HOW TO COMPLETE THIS TASK
Repeat the records below exactly, leaving out every picture.

─── DATA FOR REVIEW ───

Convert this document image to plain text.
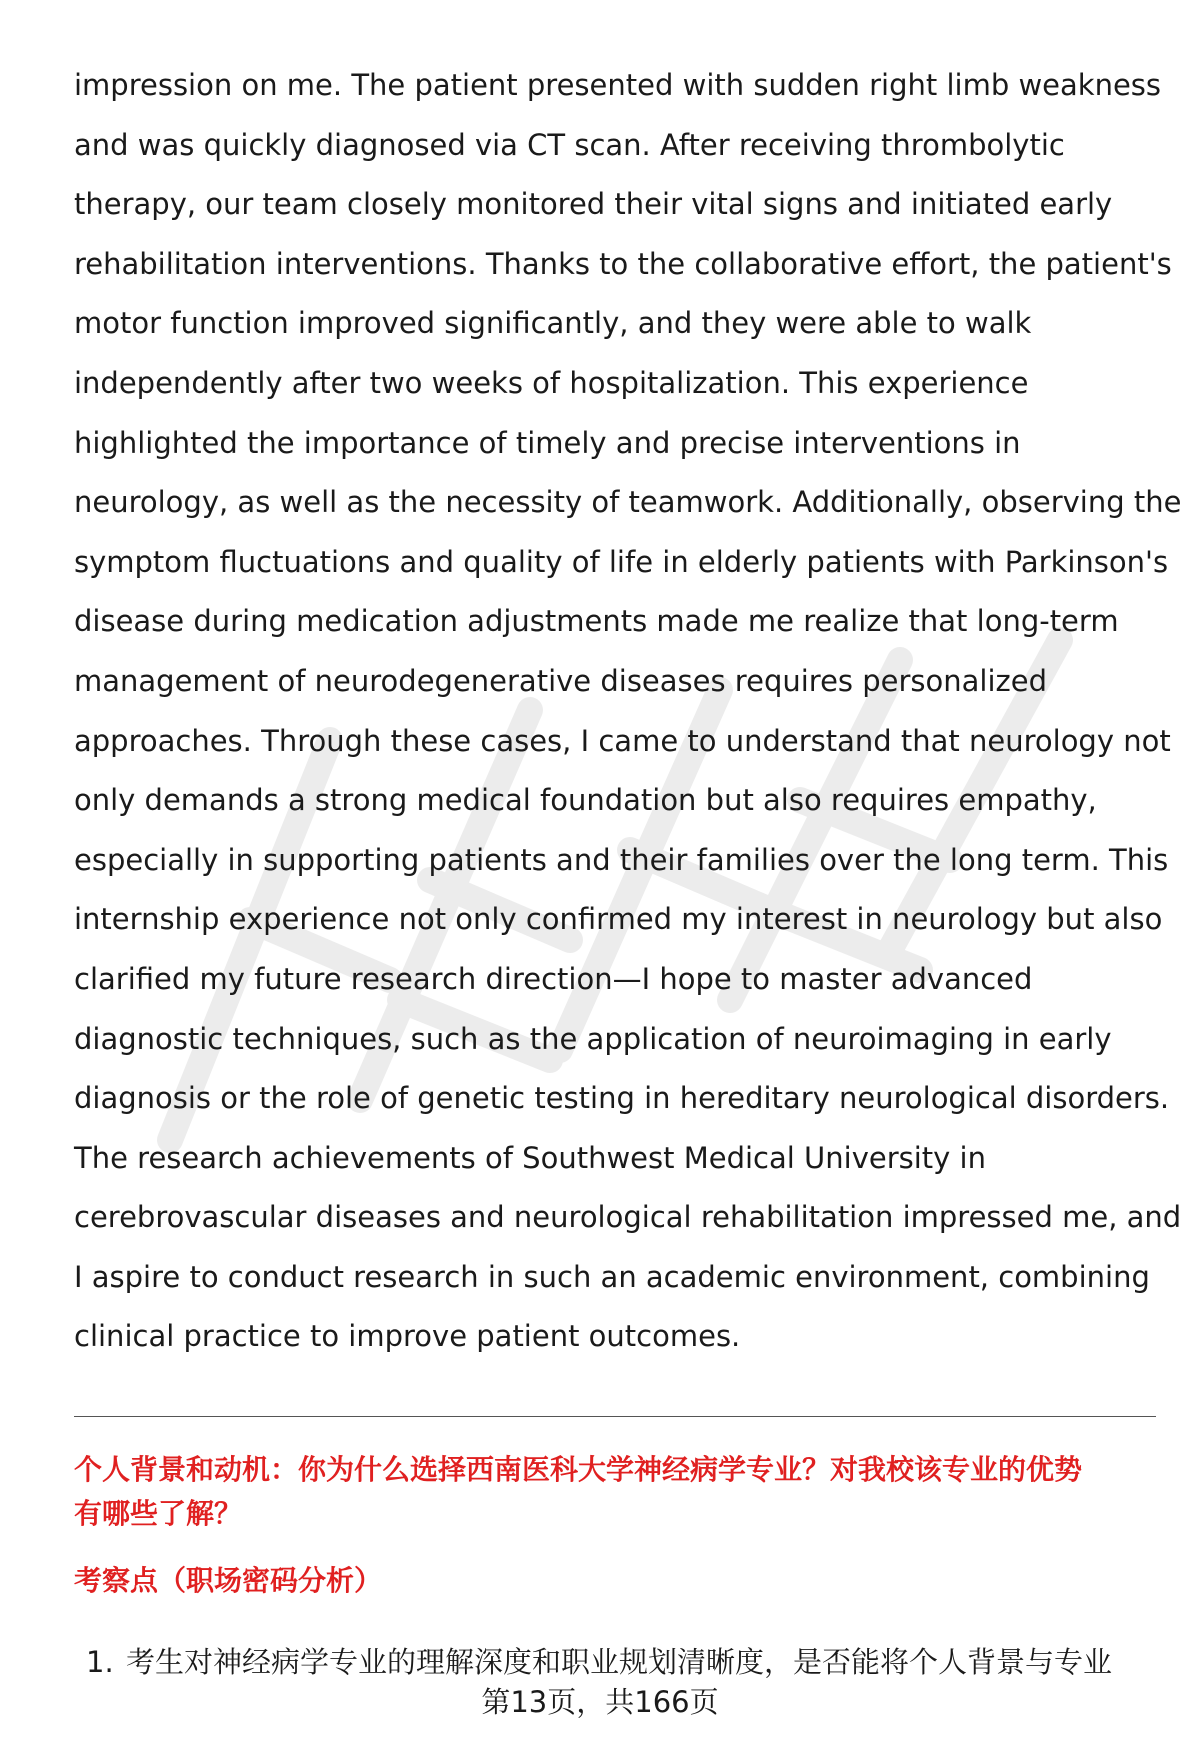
impression on me. The patient presented with sudden right limb weakness
and was quickly diagnosed via CT scan. After receiving thrombolytic
therapy, our team closely monitored their vital signs and initiated early
rehabilitation interventions. Thanks to the collaborative effort, the patient's
motor function improved significantly, and they were able to walk
independently after two weeks of hospitalization. This experience
highlighted the importance of timely and precise interventions in
neurology, as well as the necessity of teamwork. Additionally, observing the
symptom fluctuations and quality of life in elderly patients with Parkinson's
disease during medication adjustments made me realize that long-term
management of neurodegenerative diseases requires personalized
approaches. Through these cases, I came to understand that neurology not
only demands a strong medical foundation but also requires empathy,
especially in supporting patients and their families over the long term. This
internship experience not only confirmed my interest in neurology but also
clarified my future research direction—I hope to master advanced
diagnostic techniques, such as the application of neuroimaging in early
diagnosis or the role of genetic testing in hereditary neurological disorders.
The research achievements of Southwest Medical University in
cerebrovascular diseases and neurological rehabilitation impressed me, and
I aspire to conduct research in such an academic environment, combining
clinical practice to improve patient outcomes.
个人背景和动机：你为什么选择西南医科大学神经病学专业？对我校该专业的优势
有哪些了解？
考察点（职场密码分析）
1. 考生对神经病学专业的理解深度和职业规划清晰度，是否能将个人背景与专业
第13页，共166页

───

ANSWER
Convert this document image to plain text.
impression on me. The patient presented with sudden right limb weakness
and was quickly diagnosed via CT scan. After receiving thrombolytic
therapy, our team closely monitored their vital signs and initiated early
rehabilitation interventions. Thanks to the collaborative effort, the patient's
motor function improved significantly, and they were able to walk
independently after two weeks of hospitalization. This experience
highlighted the importance of timely and precise interventions in
neurology, as well as the necessity of teamwork. Additionally, observing the
symptom fluctuations and quality of life in elderly patients with Parkinson's
disease during medication adjustments made me realize that long-term
management of neurodegenerative diseases requires personalized
approaches. Through these cases, I came to understand that neurology not
only demands a strong medical foundation but also requires empathy,
especially in supporting patients and their families over the long term. This
internship experience not only confirmed my interest in neurology but also
clarified my future research direction—I hope to master advanced
diagnostic techniques, such as the application of neuroimaging in early
diagnosis or the role of genetic testing in hereditary neurological disorders.
The research achievements of Southwest Medical University in
cerebrovascular diseases and neurological rehabilitation impressed me, and
I aspire to conduct research in such an academic environment, combining
clinical practice to improve patient outcomes.
个人背景和动机：你为什么选择西南医科大学神经病学专业？对我校该专业的优势
有哪些了解？
考察点（职场密码分析）
1. 考生对神经病学专业的理解深度和职业规划清晰度，是否能将个人背景与专业
第13页，共166页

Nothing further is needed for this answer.